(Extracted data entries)
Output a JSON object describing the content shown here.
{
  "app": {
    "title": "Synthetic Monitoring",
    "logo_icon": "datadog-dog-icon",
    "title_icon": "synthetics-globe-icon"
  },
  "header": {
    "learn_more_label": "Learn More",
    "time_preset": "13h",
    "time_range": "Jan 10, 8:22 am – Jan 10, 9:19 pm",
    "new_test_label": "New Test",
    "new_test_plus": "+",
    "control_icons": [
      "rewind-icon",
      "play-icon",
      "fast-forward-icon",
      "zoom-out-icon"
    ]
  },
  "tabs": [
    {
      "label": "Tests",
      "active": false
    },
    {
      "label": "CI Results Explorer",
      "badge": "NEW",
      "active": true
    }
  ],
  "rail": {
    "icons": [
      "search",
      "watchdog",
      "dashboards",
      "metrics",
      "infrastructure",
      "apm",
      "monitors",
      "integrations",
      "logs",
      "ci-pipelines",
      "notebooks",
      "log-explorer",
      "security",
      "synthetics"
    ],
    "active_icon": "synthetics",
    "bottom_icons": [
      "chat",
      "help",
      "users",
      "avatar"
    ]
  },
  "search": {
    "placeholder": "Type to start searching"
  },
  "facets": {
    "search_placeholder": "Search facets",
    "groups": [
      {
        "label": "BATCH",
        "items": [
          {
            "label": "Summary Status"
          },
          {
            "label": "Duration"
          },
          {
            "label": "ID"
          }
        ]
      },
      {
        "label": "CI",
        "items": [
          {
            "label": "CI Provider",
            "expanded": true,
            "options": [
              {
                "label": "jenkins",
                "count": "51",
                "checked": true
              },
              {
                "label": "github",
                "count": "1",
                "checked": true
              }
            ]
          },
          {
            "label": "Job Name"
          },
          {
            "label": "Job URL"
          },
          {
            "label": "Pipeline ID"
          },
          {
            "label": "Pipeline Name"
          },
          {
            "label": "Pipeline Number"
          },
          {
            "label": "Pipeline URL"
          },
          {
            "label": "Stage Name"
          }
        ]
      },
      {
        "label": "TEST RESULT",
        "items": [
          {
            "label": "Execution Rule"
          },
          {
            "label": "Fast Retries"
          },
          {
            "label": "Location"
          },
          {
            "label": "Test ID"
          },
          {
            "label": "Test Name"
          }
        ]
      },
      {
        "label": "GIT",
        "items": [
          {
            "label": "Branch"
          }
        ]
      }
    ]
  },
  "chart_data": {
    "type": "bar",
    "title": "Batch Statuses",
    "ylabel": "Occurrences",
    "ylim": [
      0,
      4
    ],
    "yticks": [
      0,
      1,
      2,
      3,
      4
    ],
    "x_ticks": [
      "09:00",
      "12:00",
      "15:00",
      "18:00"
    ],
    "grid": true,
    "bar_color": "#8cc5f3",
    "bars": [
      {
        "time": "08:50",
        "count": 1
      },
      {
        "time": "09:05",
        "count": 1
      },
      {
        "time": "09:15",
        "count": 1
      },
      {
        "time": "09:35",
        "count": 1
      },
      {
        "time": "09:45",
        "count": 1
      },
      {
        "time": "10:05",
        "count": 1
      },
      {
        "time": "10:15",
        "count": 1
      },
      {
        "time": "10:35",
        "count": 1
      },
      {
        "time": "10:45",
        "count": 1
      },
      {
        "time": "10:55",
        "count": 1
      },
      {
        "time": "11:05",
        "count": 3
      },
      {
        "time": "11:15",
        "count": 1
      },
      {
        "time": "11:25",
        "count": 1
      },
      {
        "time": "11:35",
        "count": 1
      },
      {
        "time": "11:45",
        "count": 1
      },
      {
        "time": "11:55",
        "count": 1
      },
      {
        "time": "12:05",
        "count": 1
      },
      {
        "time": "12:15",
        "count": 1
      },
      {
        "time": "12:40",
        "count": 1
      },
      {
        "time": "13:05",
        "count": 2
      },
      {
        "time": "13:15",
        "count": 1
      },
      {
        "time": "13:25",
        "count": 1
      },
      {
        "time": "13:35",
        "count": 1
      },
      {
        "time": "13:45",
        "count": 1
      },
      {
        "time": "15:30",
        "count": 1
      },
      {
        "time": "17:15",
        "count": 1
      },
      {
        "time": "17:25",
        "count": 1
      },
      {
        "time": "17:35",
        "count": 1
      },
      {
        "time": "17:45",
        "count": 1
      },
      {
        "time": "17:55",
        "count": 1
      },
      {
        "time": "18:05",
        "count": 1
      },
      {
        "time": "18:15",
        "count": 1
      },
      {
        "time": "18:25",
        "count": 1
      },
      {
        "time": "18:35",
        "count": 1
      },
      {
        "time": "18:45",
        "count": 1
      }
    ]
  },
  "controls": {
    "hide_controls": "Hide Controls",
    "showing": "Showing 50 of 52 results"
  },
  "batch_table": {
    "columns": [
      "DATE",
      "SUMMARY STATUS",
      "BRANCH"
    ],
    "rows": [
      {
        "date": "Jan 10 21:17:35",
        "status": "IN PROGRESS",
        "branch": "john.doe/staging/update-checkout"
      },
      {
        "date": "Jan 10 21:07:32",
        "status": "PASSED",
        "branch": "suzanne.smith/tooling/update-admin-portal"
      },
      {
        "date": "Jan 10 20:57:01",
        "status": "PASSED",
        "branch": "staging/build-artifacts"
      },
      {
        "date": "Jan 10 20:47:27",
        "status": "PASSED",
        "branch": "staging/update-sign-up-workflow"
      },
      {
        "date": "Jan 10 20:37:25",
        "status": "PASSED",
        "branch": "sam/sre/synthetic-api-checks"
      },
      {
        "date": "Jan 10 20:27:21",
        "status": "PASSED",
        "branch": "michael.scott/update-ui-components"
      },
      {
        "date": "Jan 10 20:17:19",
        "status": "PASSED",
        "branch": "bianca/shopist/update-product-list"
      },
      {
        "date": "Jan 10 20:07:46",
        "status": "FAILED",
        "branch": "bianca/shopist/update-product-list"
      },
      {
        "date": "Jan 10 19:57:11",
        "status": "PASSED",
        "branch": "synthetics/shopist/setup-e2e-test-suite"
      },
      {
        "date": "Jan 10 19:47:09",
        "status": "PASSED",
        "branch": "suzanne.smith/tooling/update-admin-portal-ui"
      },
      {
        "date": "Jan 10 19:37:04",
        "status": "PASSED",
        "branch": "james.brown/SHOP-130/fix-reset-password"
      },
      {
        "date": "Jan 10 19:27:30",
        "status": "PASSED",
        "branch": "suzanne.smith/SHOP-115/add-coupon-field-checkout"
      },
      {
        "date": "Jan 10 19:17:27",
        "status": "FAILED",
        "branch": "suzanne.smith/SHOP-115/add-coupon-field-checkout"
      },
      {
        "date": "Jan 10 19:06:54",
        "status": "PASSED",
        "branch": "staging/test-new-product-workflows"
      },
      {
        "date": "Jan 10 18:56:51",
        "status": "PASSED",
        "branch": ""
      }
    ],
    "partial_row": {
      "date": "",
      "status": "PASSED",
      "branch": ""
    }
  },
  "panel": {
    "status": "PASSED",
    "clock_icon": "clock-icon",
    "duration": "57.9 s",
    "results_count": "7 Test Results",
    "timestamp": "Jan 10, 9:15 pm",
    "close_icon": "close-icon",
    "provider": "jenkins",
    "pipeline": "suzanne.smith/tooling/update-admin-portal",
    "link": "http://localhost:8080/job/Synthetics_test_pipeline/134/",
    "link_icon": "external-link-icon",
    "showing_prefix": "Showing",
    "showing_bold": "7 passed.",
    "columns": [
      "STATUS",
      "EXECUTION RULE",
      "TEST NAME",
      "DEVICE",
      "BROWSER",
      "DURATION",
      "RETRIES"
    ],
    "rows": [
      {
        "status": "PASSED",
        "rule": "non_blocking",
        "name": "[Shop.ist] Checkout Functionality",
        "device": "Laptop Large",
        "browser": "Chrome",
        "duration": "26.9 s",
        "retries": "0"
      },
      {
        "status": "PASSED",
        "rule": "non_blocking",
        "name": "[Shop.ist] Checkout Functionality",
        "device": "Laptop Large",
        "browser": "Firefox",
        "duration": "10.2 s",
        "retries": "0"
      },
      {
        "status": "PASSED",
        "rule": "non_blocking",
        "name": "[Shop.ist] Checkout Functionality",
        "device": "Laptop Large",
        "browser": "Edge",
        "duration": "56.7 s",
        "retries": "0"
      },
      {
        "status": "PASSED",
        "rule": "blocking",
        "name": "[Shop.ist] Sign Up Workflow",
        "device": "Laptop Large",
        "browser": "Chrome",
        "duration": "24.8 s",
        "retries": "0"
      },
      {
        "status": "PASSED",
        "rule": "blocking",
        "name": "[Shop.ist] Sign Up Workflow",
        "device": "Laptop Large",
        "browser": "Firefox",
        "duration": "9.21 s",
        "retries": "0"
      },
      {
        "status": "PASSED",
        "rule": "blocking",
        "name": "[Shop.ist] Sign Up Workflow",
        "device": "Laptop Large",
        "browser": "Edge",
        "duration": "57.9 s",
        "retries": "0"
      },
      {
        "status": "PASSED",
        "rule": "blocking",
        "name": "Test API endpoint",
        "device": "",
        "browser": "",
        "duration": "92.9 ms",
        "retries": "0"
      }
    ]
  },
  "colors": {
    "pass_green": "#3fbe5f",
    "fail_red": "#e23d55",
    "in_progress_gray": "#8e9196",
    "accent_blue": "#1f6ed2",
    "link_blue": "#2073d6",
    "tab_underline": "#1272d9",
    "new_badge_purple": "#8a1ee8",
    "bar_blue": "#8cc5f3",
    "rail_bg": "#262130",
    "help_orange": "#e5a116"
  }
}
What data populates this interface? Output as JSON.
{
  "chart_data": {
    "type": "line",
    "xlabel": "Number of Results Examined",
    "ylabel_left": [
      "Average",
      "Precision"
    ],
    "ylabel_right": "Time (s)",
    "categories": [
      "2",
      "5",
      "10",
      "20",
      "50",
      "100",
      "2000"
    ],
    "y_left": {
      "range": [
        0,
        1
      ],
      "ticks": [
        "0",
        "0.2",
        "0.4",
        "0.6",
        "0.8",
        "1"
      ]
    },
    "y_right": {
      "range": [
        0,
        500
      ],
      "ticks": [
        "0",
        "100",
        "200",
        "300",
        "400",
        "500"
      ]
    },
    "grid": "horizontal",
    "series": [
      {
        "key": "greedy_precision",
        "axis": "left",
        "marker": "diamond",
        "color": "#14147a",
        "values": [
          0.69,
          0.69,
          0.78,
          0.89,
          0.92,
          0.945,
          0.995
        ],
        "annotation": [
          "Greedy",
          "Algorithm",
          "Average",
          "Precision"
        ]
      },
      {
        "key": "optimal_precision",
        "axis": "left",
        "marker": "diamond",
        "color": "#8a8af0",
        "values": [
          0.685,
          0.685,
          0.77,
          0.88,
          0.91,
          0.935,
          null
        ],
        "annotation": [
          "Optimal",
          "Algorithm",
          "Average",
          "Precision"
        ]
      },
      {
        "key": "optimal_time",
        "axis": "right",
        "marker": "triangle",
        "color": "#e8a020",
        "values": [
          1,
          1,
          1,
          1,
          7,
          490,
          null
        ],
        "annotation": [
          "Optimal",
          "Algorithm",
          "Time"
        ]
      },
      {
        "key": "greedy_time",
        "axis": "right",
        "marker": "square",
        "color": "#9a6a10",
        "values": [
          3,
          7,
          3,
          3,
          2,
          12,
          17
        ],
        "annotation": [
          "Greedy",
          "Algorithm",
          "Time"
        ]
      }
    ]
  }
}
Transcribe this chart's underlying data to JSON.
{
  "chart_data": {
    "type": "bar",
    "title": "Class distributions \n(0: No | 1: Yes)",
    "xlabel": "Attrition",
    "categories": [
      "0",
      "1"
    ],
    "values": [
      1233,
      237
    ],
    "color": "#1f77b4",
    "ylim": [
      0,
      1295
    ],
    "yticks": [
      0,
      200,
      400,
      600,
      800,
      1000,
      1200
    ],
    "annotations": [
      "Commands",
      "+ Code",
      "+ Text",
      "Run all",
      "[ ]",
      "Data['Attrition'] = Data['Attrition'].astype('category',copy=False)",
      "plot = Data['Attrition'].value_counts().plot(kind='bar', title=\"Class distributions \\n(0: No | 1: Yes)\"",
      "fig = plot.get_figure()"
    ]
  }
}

WHAT NEEDS TO BE DONE —
Look above for the line that holds "Transcribe this chart's", then copy it and each line after it exactly, through the last line of the data.

THE REPLY —
Transcribe this chart's underlying data to JSON.
{
  "chart_data": {
    "type": "bar",
    "title": "Class distributions \n(0: No | 1: Yes)",
    "xlabel": "Attrition",
    "categories": [
      "0",
      "1"
    ],
    "values": [
      1233,
      237
    ],
    "color": "#1f77b4",
    "ylim": [
      0,
      1295
    ],
    "yticks": [
      0,
      200,
      400,
      600,
      800,
      1000,
      1200
    ],
    "annotations": [
      "Commands",
      "+ Code",
      "+ Text",
      "Run all",
      "[ ]",
      "Data['Attrition'] = Data['Attrition'].astype('category',copy=False)",
      "plot = Data['Attrition'].value_counts().plot(kind='bar', title=\"Class distributions \\n(0: No | 1: Yes)\"",
      "fig = plot.get_figure()"
    ]
  }
}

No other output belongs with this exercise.